TASK DETAILS »
Tally the lines that hold the word "text" and reply with that figure only.

## start DATASET ROWS

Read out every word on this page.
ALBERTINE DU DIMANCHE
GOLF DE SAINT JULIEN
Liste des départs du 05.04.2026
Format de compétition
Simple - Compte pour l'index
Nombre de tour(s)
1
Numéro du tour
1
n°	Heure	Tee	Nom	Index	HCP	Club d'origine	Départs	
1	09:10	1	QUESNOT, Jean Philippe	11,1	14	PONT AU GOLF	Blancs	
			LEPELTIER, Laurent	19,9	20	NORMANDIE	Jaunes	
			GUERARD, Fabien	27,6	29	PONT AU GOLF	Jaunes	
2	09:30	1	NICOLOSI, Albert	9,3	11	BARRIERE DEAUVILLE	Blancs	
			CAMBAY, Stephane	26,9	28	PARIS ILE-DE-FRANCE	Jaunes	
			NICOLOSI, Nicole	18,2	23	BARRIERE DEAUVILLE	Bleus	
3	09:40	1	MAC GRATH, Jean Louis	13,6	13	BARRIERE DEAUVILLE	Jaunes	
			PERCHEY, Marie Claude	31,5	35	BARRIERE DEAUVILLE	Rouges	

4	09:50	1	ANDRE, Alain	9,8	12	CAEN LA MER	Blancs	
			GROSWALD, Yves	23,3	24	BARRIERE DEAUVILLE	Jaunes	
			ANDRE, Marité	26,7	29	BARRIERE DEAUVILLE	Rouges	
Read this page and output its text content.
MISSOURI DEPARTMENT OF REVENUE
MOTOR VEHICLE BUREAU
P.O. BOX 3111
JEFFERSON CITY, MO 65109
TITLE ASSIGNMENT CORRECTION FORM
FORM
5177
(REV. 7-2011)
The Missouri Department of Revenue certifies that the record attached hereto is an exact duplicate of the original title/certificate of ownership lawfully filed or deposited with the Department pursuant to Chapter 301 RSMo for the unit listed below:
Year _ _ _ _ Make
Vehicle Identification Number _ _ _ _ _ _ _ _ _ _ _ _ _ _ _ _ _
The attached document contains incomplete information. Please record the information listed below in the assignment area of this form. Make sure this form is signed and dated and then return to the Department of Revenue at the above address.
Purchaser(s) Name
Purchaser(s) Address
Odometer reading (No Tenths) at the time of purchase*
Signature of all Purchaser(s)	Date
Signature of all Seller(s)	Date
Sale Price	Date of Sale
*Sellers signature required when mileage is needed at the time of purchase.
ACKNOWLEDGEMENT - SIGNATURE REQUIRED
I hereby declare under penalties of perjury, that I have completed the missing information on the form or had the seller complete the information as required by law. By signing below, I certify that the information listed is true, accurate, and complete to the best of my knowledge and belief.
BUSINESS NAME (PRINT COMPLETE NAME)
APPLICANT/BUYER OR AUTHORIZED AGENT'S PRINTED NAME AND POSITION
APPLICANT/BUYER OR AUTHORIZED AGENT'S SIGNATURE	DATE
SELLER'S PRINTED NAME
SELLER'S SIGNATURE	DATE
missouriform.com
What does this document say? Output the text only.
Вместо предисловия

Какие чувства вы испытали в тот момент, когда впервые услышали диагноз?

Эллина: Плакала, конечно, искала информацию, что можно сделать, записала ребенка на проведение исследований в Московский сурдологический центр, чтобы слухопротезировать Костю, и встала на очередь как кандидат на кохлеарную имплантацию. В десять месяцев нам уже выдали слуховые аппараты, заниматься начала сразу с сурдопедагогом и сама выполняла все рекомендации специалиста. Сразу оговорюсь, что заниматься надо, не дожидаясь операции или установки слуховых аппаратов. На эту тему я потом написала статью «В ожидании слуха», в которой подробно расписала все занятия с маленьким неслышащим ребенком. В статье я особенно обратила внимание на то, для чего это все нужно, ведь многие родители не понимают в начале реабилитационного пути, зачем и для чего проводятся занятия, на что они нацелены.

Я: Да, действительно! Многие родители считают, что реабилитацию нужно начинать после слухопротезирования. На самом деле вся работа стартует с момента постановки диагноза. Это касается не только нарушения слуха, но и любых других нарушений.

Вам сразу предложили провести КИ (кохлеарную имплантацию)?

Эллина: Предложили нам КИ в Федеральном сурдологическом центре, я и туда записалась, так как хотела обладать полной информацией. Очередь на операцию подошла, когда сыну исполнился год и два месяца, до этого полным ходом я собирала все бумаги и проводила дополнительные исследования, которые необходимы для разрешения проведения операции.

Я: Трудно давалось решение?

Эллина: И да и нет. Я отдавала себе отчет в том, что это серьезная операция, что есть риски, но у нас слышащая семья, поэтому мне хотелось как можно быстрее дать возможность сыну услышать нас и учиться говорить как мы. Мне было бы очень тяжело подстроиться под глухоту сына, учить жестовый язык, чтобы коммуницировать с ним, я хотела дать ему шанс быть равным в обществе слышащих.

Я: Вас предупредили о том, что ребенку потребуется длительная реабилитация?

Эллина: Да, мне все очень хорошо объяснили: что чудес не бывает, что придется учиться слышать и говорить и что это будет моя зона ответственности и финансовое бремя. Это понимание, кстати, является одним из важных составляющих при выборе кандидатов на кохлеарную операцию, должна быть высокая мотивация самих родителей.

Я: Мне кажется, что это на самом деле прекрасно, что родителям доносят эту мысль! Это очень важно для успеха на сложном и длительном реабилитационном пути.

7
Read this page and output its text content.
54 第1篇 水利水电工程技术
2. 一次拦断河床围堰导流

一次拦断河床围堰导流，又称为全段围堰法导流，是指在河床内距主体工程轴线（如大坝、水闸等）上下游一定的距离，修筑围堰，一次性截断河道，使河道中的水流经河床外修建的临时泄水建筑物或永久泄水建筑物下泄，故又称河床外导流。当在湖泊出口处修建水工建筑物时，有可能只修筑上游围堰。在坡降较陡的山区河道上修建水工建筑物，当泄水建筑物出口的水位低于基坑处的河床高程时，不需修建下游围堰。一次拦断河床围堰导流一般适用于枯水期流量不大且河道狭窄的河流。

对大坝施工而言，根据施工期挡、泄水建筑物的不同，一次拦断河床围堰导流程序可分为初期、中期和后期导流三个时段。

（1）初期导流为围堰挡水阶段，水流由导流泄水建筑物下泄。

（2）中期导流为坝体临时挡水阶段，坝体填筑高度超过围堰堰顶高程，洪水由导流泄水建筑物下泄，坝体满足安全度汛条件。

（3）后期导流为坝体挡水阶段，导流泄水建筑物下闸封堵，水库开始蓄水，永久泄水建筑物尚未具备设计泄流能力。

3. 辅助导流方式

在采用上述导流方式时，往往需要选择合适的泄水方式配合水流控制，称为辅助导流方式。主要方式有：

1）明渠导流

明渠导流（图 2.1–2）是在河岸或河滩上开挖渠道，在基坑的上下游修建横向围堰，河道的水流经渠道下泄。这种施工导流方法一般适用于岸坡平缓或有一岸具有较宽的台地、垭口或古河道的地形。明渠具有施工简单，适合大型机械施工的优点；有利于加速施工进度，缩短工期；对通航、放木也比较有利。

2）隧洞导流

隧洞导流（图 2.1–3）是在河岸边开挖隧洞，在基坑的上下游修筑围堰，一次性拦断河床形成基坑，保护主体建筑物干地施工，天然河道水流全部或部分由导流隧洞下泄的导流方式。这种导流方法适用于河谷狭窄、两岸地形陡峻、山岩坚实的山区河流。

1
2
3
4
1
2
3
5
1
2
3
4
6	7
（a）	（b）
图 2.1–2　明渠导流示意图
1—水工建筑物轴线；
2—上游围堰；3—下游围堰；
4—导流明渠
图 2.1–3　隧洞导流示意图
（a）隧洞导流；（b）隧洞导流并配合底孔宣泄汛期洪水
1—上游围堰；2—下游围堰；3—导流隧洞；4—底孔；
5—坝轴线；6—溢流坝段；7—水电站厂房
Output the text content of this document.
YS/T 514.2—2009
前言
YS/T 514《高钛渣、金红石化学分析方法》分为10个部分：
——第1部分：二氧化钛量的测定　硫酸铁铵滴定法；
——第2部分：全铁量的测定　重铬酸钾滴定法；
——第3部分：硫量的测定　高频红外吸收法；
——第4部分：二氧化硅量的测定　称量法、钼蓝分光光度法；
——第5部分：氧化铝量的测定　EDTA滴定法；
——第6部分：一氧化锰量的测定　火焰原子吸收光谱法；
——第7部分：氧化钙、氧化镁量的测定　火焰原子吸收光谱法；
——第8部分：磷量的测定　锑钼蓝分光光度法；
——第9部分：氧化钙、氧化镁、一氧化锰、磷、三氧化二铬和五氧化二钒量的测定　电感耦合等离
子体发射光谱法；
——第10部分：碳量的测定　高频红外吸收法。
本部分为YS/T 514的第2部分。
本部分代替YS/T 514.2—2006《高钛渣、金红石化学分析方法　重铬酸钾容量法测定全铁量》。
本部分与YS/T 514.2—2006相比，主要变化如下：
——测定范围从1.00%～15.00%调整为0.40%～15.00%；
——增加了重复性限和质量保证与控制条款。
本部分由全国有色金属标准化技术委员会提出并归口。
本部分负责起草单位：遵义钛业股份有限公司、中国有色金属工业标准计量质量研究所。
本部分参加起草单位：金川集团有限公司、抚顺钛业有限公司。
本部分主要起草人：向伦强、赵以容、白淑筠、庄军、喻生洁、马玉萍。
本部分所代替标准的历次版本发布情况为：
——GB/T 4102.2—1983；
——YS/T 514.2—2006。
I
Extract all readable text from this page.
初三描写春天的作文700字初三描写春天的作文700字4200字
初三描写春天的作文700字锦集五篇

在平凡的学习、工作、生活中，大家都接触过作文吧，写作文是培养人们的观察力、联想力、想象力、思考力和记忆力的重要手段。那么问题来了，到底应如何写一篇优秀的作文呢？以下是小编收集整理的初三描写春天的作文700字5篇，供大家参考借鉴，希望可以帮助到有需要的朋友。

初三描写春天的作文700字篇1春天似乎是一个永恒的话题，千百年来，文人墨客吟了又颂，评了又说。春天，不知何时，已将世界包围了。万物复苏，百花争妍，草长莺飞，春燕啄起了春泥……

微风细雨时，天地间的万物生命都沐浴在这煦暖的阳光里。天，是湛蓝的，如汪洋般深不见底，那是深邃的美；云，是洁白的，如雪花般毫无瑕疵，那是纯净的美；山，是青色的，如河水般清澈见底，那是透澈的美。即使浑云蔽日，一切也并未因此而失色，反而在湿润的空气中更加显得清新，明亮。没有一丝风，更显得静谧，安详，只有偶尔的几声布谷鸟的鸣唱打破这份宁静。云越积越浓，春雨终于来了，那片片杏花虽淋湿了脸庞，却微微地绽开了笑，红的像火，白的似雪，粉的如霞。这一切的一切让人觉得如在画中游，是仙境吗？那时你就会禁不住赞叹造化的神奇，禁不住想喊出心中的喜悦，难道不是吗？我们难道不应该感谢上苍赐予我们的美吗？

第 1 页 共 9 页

## end DATASET ROWS

OUTPUT OF THE TASK »
5